_What the task asks:_ Show every line below where "text" can be found.

## Start Data provided

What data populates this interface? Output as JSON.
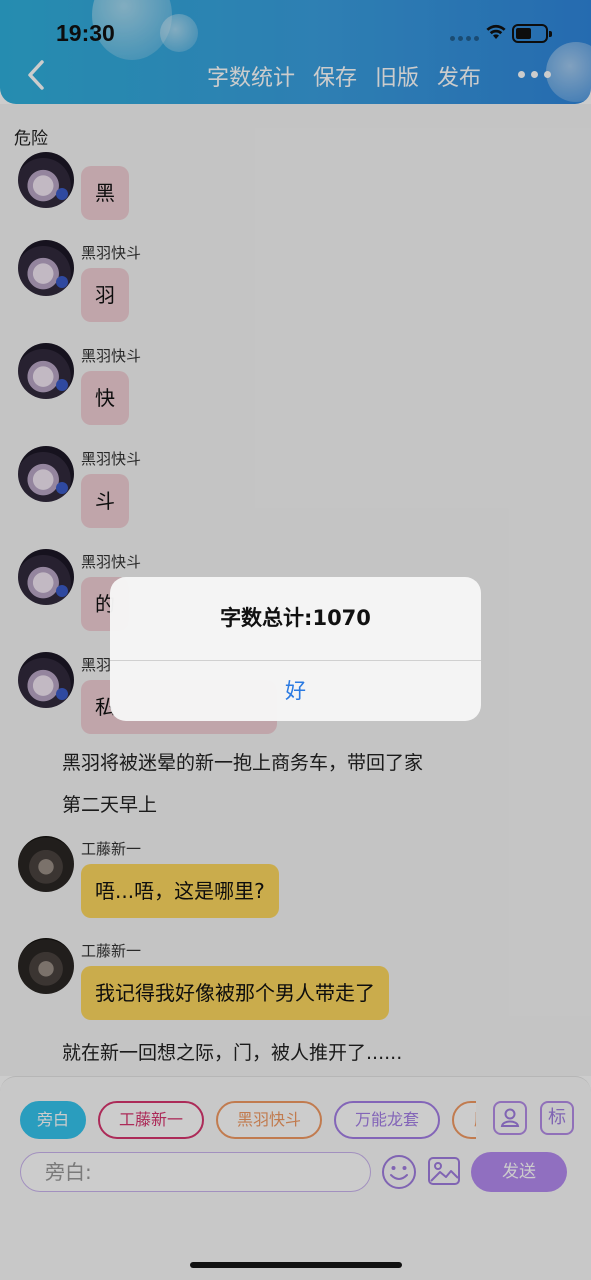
{
  "status_bar": {
    "time": "19:30"
  },
  "header": {
    "back_icon": "chevron-left-icon",
    "actions": [
      "字数统计",
      "保存",
      "旧版",
      "发布"
    ],
    "more_icon": "more-dots-icon",
    "colors": {
      "start": "#2fb0dc",
      "end": "#2f86dc"
    }
  },
  "chat": {
    "chapter_title": "危险",
    "messages": [
      {
        "sender": "",
        "text": "黑"
      },
      {
        "sender": "黑羽快斗",
        "text": "羽"
      },
      {
        "sender": "黑羽快斗",
        "text": "快"
      },
      {
        "sender": "黑羽快斗",
        "text": "斗"
      },
      {
        "sender": "黑羽快斗",
        "text": "的"
      },
      {
        "sender": "黑羽",
        "text": "私"
      }
    ],
    "narration_1": "黑羽将被迷晕的新一抱上商务车，带回了家",
    "narration_2": "第二天早上",
    "shinichi_messages": [
      {
        "sender": "工藤新一",
        "text": "唔...唔，这是哪里?"
      },
      {
        "sender": "工藤新一",
        "text": "我记得我好像被那个男人带走了"
      }
    ],
    "narration_3": "就在新一回想之际，门，被人推开了......",
    "bubble_colors": {
      "kaito": "#f1cfd5",
      "shinichi": "#fdd75f"
    }
  },
  "composer": {
    "roles": [
      {
        "label": "旁白",
        "color": "#35c5ee"
      },
      {
        "label": "工藤新一",
        "color": "#d8356e"
      },
      {
        "label": "黑羽快斗",
        "color": "#f29a63"
      },
      {
        "label": "万能龙套",
        "color": "#a47fe6"
      },
      {
        "label": "肋",
        "color": "#f29a63"
      }
    ],
    "role_manager_icon": "person-card-icon",
    "tag_button": "标",
    "input_placeholder": "旁白:",
    "emoji_icon": "smiley-icon",
    "image_icon": "image-icon",
    "send_label": "发送",
    "send_color": "#b58bf0"
  },
  "alert": {
    "title": "字数总计:1070",
    "ok_label": "好",
    "ok_color": "#2a7ae2"
  }
}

## End Data provided

_Response:_
        "text": "黑"
        "text": "羽"
        "text": "快"
        "text": "斗"
        "text": "的"
        "text": "私"
        "text": "唔...唔，这是哪里?"
        "text": "我记得我好像被那个男人带走了"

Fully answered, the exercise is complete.